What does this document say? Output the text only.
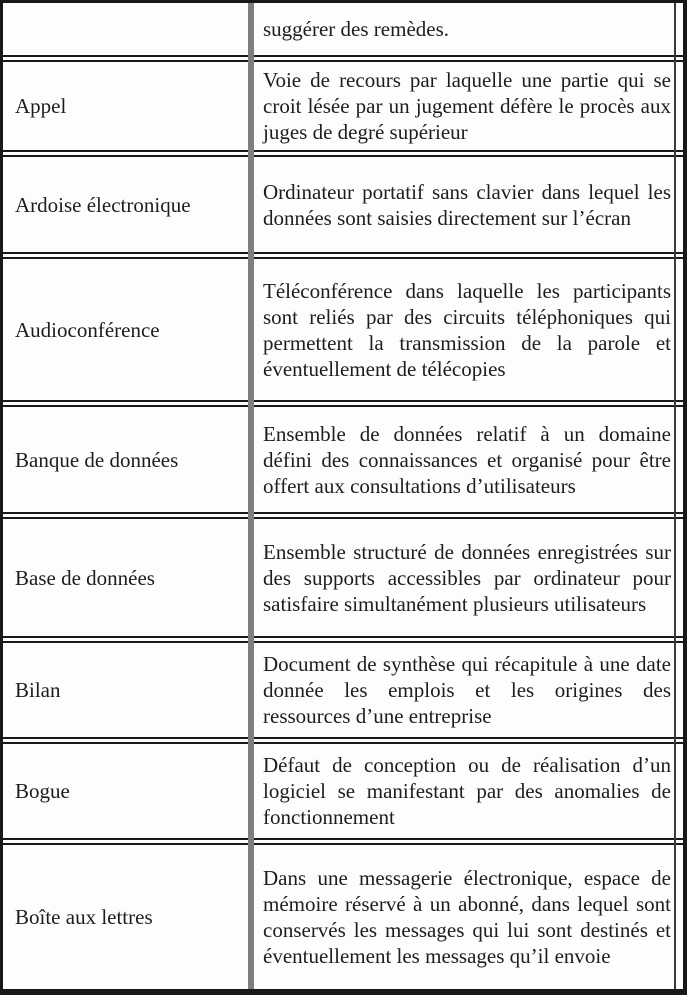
suggérer des remèdes.
Appel
Voie de recours par laquelle une partie qui se croit lésée par un jugement défère le procès aux juges de degré supérieur
Ardoise électronique
Ordinateur portatif sans clavier dans lequel les données sont saisies directement sur l’écran
Audioconférence
Téléconférence dans laquelle les participants sont reliés par des circuits téléphoniques qui permettent la transmission de la parole et éventuellement de télécopies
Banque de données
Ensemble de données relatif à un domaine défini des connaissances et organisé pour être offert aux consultations d’utilisateurs
Base de données
Ensemble structuré de données enregistrées sur des supports accessibles par ordinateur pour satisfaire simultanément plusieurs utilisateurs
Bilan
Document de synthèse qui récapitule à une date donnée les emplois et les origines des ressources d’une entreprise
Bogue
Défaut de conception ou de réalisation d’un logiciel se manifestant par des anomalies de fonctionnement
Boîte aux lettres
Dans une messagerie électronique, espace de mémoire réservé à un abonné, dans lequel sont conservés les messages qui lui sont destinés et éventuellement les messages qu’il envoie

Your instructions
Go through the material above and copy each line that has the word "dans".

Problem solution
Ordinateur portatif sans clavier dans lequel les données sont saisies directement sur l’écran
Téléconférence dans laquelle les participants sont reliés par des circuits téléphoniques qui permettent la transmission de la parole et éventuellement de télécopies
Dans une messagerie électronique, espace de mémoire réservé à un abonné, dans lequel sont conservés les messages qui lui sont destinés et éventuellement les messages qu’il envoie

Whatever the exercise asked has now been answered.